***** TASK INPUT *****

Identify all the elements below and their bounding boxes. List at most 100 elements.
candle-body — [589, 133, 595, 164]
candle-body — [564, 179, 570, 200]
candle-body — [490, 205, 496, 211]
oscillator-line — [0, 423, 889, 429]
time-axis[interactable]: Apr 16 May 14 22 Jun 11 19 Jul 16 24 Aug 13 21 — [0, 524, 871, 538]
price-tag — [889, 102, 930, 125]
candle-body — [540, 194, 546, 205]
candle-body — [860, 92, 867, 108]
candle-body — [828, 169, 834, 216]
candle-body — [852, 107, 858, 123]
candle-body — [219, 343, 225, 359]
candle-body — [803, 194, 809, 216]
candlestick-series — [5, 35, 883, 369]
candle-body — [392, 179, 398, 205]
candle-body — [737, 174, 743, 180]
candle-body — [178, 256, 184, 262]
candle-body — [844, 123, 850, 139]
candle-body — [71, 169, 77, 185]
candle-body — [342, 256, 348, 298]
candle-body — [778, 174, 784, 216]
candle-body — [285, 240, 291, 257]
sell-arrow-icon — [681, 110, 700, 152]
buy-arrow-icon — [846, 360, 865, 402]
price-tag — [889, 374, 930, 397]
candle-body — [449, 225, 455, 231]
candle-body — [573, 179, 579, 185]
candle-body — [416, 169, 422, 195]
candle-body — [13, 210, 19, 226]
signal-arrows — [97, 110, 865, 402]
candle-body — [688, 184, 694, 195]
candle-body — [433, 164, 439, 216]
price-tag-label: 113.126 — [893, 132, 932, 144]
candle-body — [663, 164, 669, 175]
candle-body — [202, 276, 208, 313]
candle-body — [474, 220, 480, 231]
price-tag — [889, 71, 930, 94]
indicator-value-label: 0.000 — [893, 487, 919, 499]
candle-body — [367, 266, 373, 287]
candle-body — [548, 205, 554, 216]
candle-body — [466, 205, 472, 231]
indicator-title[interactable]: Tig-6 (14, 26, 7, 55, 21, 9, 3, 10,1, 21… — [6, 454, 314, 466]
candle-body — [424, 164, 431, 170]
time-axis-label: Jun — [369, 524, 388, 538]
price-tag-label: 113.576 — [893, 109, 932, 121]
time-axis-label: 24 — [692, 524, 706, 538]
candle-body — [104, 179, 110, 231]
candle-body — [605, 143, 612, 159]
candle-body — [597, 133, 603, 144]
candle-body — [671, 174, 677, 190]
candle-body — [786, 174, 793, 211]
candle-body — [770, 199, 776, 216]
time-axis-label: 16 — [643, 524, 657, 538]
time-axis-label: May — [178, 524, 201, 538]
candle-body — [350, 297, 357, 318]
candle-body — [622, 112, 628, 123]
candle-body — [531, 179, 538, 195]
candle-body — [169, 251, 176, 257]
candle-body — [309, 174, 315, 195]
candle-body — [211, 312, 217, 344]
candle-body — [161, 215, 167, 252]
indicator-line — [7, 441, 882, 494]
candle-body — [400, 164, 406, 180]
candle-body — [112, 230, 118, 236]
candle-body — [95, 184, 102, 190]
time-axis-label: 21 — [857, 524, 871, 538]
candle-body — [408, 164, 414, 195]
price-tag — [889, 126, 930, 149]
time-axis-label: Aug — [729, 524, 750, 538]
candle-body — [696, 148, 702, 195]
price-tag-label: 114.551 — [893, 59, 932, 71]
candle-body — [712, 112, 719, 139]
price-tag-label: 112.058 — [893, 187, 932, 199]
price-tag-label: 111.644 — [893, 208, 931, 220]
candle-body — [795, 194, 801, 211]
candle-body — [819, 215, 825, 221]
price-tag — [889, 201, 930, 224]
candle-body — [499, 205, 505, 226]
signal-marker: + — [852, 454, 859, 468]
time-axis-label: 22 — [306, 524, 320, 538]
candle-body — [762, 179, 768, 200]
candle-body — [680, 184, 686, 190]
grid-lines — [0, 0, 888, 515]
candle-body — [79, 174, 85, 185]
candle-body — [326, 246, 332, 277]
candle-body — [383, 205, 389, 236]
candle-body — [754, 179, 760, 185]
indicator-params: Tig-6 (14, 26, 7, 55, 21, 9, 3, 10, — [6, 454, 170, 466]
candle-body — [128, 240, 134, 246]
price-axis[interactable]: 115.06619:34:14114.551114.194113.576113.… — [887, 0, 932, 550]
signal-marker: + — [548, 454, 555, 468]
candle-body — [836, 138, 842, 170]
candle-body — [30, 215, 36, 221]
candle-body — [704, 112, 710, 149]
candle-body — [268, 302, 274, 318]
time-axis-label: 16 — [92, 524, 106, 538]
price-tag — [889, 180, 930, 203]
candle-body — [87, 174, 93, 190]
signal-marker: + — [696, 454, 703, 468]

*****
***** TASK INPUT *****

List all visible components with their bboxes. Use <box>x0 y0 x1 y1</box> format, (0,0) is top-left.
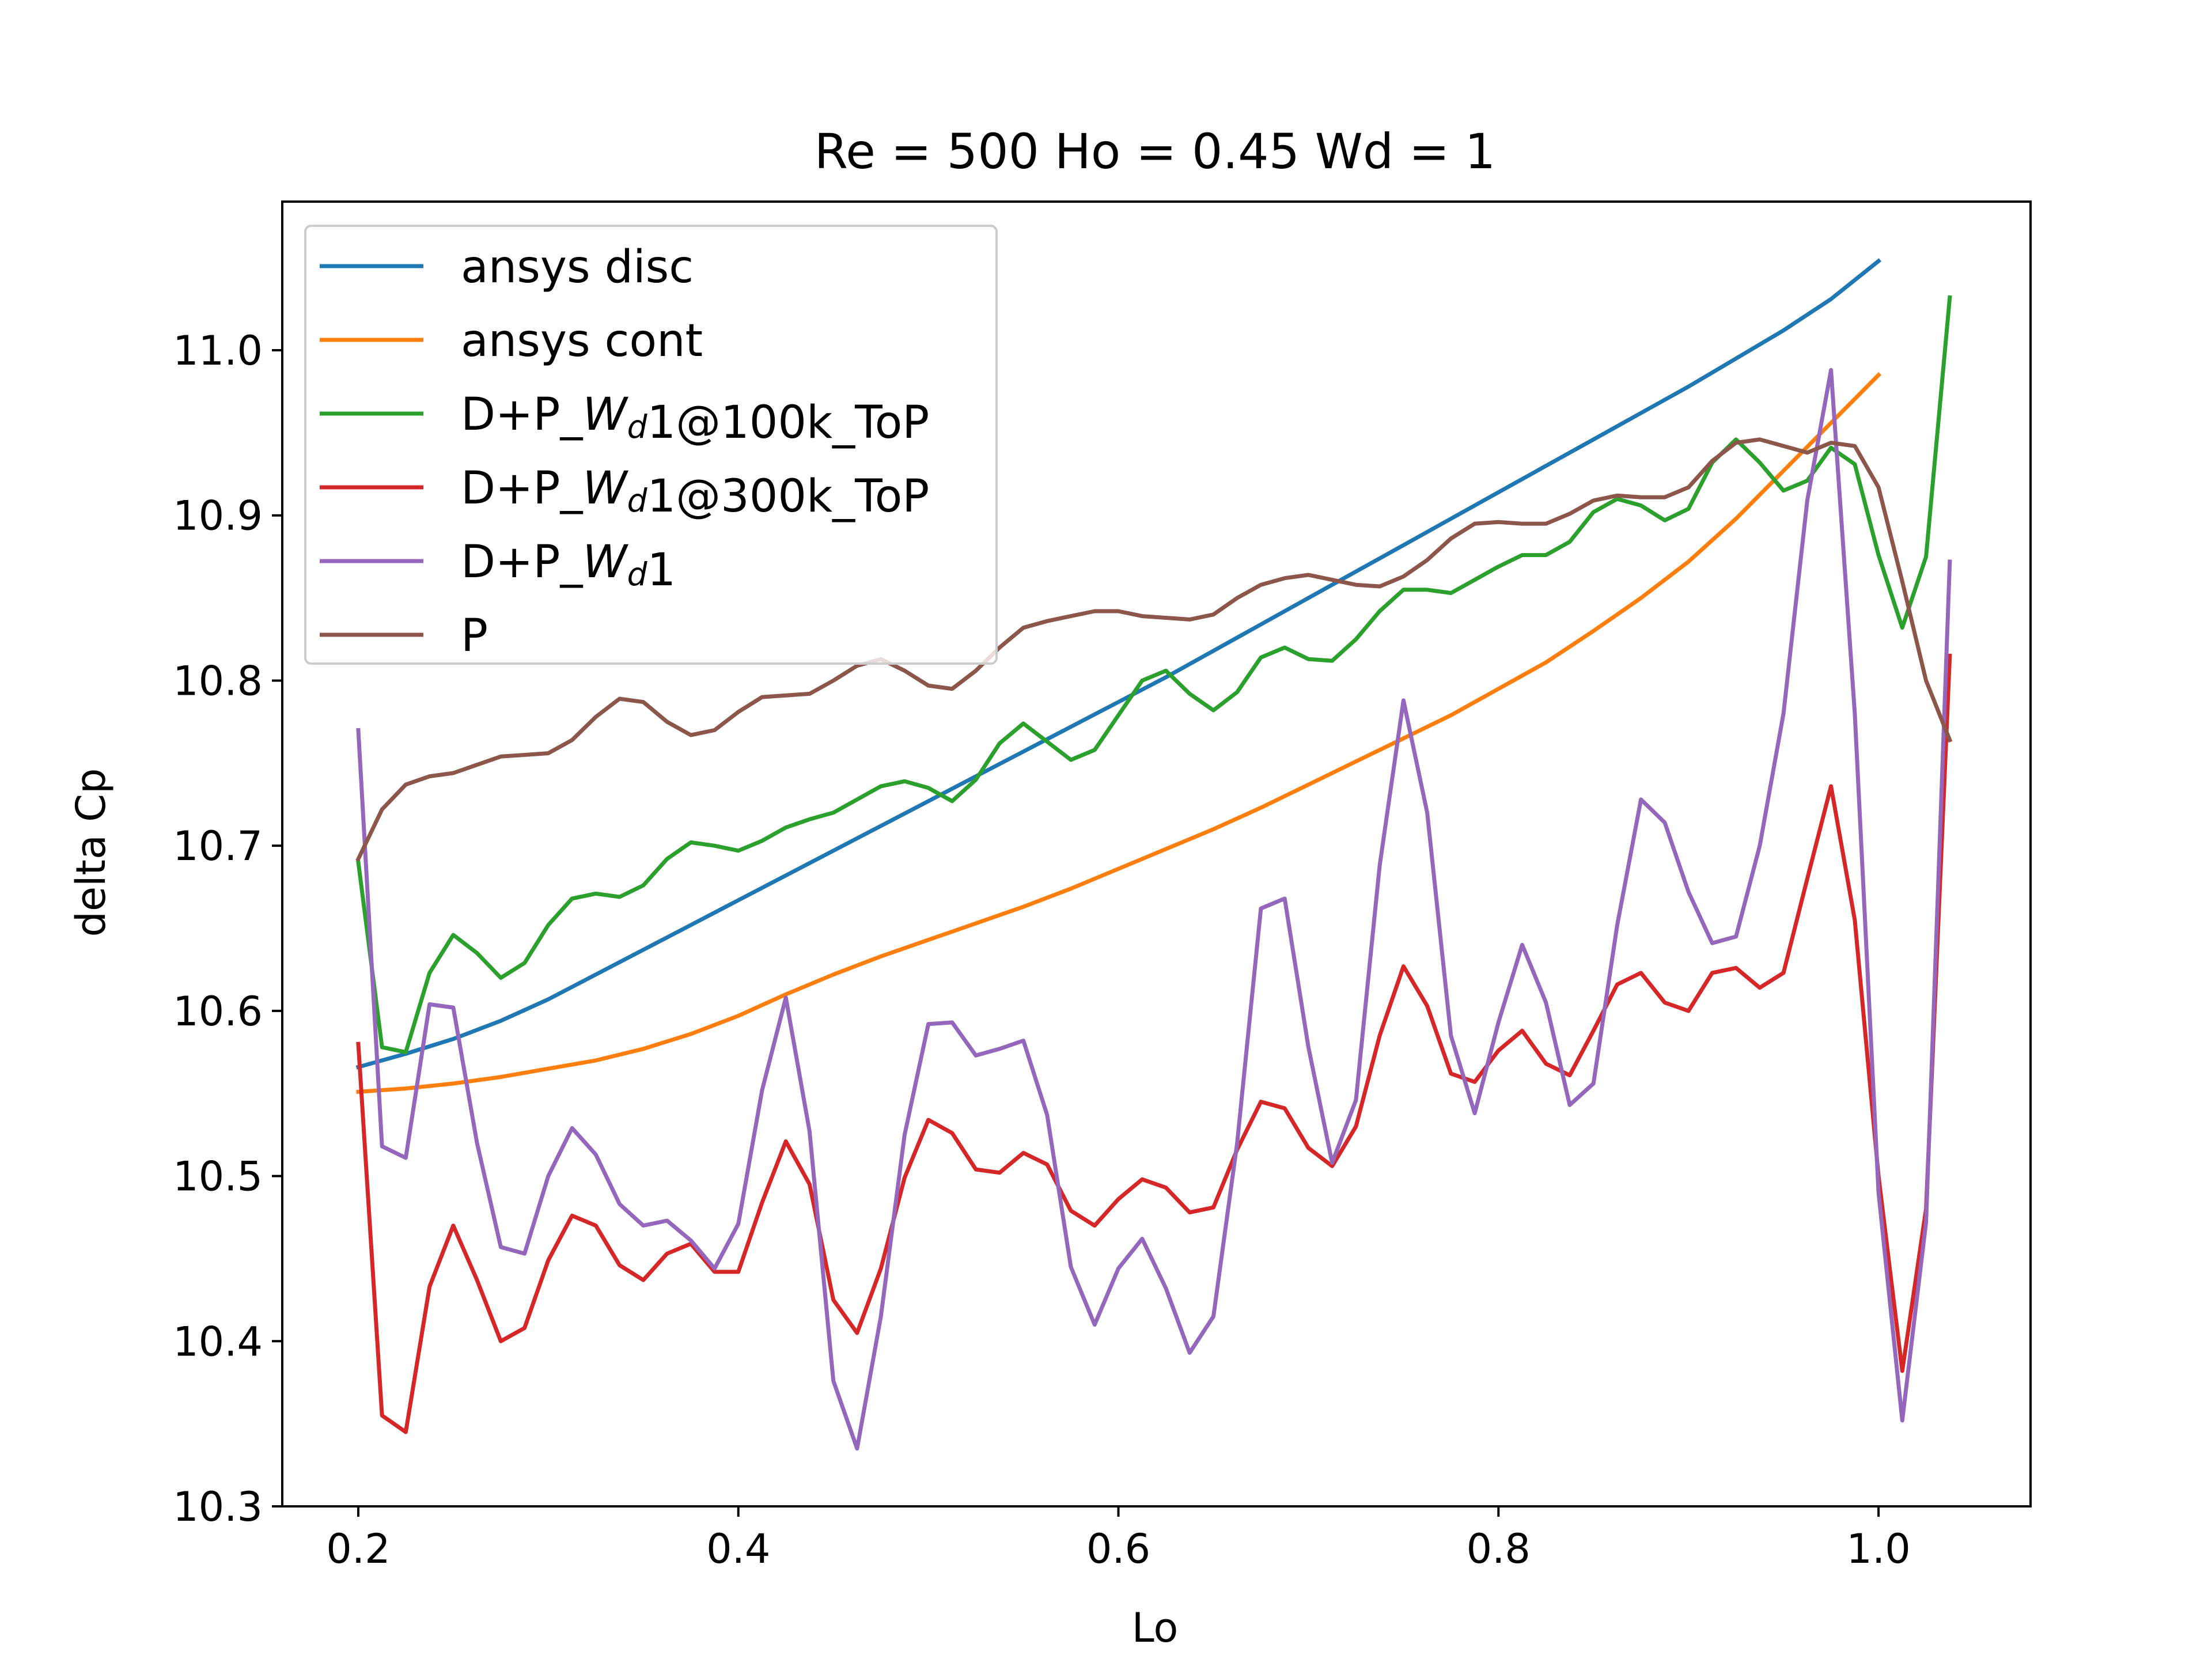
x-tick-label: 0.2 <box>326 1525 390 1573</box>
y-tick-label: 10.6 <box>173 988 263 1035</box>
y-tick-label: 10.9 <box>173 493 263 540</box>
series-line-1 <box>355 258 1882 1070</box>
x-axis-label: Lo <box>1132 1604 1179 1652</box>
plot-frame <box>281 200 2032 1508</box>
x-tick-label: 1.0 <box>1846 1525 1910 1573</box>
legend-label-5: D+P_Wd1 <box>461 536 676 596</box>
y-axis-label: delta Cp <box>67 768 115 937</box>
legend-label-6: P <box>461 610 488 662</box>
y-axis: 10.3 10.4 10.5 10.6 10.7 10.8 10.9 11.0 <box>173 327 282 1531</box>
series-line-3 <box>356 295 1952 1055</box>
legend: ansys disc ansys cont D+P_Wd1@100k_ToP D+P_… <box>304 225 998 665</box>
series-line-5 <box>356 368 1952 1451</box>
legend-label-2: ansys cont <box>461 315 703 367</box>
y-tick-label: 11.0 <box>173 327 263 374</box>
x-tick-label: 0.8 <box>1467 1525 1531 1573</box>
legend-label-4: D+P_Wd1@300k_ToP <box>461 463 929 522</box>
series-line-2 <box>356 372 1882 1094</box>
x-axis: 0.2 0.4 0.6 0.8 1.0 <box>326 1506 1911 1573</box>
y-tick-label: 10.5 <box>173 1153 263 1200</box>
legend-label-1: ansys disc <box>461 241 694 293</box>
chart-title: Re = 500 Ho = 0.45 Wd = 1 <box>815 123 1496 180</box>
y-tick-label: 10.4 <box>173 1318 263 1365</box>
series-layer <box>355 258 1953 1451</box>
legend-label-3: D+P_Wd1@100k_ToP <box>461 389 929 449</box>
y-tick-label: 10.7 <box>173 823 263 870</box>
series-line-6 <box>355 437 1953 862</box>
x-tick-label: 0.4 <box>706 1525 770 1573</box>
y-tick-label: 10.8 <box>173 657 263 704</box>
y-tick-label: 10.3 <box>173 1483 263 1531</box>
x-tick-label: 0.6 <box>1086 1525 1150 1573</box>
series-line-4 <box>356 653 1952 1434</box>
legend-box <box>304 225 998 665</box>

*****
***** TASK INPUT *****

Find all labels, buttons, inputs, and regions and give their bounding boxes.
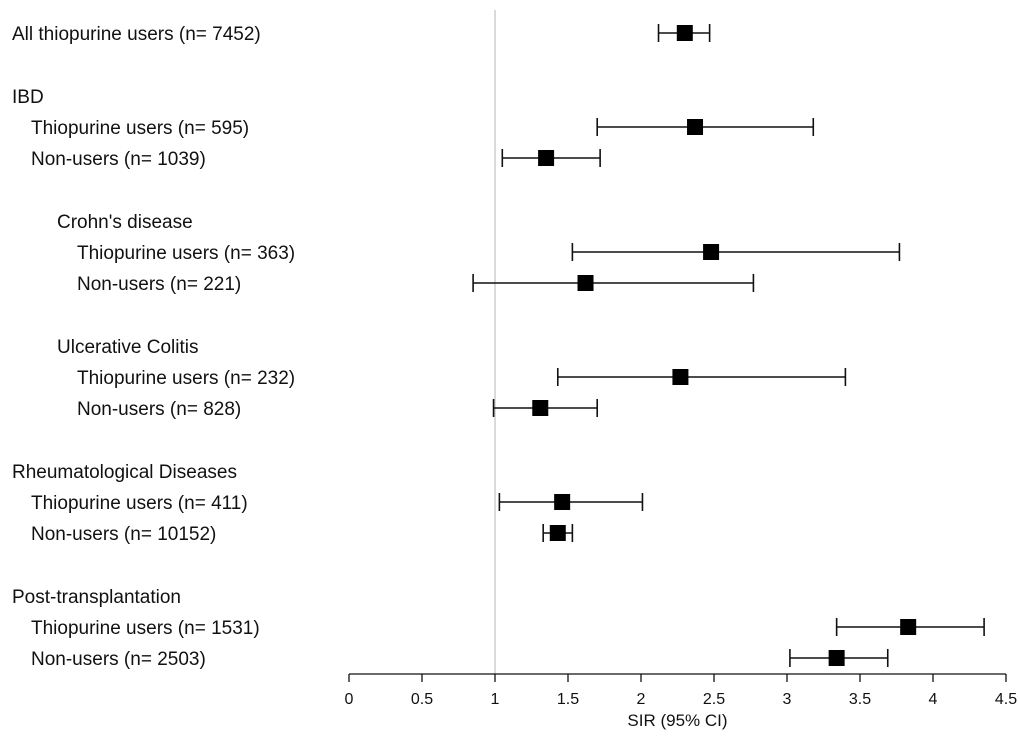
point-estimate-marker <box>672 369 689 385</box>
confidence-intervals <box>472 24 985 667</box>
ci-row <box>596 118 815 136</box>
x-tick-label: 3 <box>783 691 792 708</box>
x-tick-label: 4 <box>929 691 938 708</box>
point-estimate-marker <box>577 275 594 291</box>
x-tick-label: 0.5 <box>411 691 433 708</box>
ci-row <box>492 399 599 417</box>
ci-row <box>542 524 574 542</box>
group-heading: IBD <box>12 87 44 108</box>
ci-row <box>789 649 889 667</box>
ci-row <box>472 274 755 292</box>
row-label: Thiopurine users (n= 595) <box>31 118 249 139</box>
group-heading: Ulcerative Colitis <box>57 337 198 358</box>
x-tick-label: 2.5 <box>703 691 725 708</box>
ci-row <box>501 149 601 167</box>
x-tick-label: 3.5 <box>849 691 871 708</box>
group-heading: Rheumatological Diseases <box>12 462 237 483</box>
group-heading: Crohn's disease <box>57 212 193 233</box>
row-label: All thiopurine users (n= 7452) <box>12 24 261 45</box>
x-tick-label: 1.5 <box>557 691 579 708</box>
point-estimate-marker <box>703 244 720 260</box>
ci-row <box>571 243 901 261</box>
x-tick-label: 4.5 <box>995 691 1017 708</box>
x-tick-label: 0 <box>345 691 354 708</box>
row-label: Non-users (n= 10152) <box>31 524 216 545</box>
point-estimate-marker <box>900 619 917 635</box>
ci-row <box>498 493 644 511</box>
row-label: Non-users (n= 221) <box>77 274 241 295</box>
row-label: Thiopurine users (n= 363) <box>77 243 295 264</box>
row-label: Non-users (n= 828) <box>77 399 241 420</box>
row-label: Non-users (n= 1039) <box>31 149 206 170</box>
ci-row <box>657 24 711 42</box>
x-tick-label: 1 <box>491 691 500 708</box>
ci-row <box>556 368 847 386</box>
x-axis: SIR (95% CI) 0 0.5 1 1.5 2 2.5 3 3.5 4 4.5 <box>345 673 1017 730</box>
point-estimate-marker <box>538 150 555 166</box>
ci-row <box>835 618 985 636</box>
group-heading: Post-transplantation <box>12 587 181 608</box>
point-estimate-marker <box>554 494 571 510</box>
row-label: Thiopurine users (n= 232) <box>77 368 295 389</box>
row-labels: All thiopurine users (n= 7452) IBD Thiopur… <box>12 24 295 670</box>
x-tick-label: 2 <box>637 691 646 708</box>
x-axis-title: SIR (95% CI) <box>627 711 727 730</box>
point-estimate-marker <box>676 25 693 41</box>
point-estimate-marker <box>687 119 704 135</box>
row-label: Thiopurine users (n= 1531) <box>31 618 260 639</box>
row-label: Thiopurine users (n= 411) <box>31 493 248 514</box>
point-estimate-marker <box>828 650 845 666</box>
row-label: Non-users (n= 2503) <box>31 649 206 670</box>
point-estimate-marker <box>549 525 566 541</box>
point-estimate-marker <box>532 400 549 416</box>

*****

Return only the lines from the one containing "Identify all the" through the one containing "oscillator-line — [0, 423, 889, 429]", inclusive, with "candle-body" swapped for "bar-body" and everything else left unchanged.

Identify all the elements below and their bounding boxes. List at most 100 elements.
bar-body — [589, 133, 595, 164]
bar-body — [564, 179, 570, 200]
bar-body — [490, 205, 496, 211]
oscillator-line — [0, 423, 889, 429]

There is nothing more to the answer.